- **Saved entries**
────────────────────────────────────────
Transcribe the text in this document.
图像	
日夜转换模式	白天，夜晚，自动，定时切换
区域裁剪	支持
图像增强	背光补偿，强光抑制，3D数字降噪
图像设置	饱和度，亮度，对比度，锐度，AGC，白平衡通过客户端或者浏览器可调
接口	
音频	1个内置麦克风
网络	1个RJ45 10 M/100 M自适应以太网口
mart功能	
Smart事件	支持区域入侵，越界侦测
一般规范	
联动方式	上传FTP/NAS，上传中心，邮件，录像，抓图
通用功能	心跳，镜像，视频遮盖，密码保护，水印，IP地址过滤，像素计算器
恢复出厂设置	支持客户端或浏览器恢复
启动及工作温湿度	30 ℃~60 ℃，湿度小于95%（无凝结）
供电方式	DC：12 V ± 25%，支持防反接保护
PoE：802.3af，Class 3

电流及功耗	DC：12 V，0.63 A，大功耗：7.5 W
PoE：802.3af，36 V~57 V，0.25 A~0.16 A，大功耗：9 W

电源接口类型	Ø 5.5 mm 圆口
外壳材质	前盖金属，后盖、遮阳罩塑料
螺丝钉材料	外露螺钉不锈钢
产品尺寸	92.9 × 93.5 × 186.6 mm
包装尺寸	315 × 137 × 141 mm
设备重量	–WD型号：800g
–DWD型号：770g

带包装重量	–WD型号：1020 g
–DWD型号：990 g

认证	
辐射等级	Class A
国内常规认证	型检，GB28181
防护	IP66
────────────────────────────────────────
- **The problem**
Set down the material above again, word for word.

- **Result for this task**
Transcribe the text in this document.
图像	
日夜转换模式	白天，夜晚，自动，定时切换
区域裁剪	支持
图像增强	背光补偿，强光抑制，3D数字降噪
图像设置	饱和度，亮度，对比度，锐度，AGC，白平衡通过客户端或者浏览器可调
接口	
音频	1个内置麦克风
网络	1个RJ45 10 M/100 M自适应以太网口
mart功能	
Smart事件	支持区域入侵，越界侦测
一般规范	
联动方式	上传FTP/NAS，上传中心，邮件，录像，抓图
通用功能	心跳，镜像，视频遮盖，密码保护，水印，IP地址过滤，像素计算器
恢复出厂设置	支持客户端或浏览器恢复
启动及工作温湿度	30 ℃~60 ℃，湿度小于95%（无凝结）
供电方式	DC：12 V ± 25%，支持防反接保护
PoE：802.3af，Class 3

电流及功耗	DC：12 V，0.63 A，大功耗：7.5 W
PoE：802.3af，36 V~57 V，0.25 A~0.16 A，大功耗：9 W

电源接口类型	Ø 5.5 mm 圆口
外壳材质	前盖金属，后盖、遮阳罩塑料
螺丝钉材料	外露螺钉不锈钢
产品尺寸	92.9 × 93.5 × 186.6 mm
包装尺寸	315 × 137 × 141 mm
设备重量	–WD型号：800g
–DWD型号：770g

带包装重量	–WD型号：1020 g
–DWD型号：990 g

认证	
辐射等级	Class A
国内常规认证	型检，GB28181
防护	IP66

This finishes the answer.